begin

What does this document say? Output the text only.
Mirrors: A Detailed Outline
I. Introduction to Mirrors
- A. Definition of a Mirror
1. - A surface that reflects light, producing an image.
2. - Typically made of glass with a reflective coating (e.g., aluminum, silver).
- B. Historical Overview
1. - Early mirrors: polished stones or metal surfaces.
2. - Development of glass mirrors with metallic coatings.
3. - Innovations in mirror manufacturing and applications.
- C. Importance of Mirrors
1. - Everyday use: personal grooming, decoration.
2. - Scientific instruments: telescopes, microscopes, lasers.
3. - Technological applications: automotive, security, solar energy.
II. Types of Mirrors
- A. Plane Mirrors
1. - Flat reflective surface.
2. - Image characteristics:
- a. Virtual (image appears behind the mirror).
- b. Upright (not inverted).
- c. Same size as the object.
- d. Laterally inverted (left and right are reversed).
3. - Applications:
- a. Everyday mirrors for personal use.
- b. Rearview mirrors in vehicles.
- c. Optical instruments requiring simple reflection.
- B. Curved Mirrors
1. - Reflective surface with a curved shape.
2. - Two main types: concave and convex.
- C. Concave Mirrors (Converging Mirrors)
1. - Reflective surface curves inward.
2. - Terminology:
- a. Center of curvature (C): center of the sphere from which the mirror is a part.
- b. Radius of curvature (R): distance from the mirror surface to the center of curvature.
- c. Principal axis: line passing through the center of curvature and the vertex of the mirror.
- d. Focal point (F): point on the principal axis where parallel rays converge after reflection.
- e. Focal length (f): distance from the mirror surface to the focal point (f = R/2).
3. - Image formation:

end

Task prompt:
Every record above needs to be repeated word for word.

Result of this exercise:
What does this document say? Output the text only.
Mirrors: A Detailed Outline
I. Introduction to Mirrors
- A. Definition of a Mirror
1. - A surface that reflects light, producing an image.
2. - Typically made of glass with a reflective coating (e.g., aluminum, silver).
- B. Historical Overview
1. - Early mirrors: polished stones or metal surfaces.
2. - Development of glass mirrors with metallic coatings.
3. - Innovations in mirror manufacturing and applications.
- C. Importance of Mirrors
1. - Everyday use: personal grooming, decoration.
2. - Scientific instruments: telescopes, microscopes, lasers.
3. - Technological applications: automotive, security, solar energy.
II. Types of Mirrors
- A. Plane Mirrors
1. - Flat reflective surface.
2. - Image characteristics:
- a. Virtual (image appears behind the mirror).
- b. Upright (not inverted).
- c. Same size as the object.
- d. Laterally inverted (left and right are reversed).
3. - Applications:
- a. Everyday mirrors for personal use.
- b. Rearview mirrors in vehicles.
- c. Optical instruments requiring simple reflection.
- B. Curved Mirrors
1. - Reflective surface with a curved shape.
2. - Two main types: concave and convex.
- C. Concave Mirrors (Converging Mirrors)
1. - Reflective surface curves inward.
2. - Terminology:
- a. Center of curvature (C): center of the sphere from which the mirror is a part.
- b. Radius of curvature (R): distance from the mirror surface to the center of curvature.
- c. Principal axis: line passing through the center of curvature and the vertex of the mirror.
- d. Focal point (F): point on the principal axis where parallel rays converge after reflection.
- e. Focal length (f): distance from the mirror surface to the focal point (f = R/2).
3. - Image formation:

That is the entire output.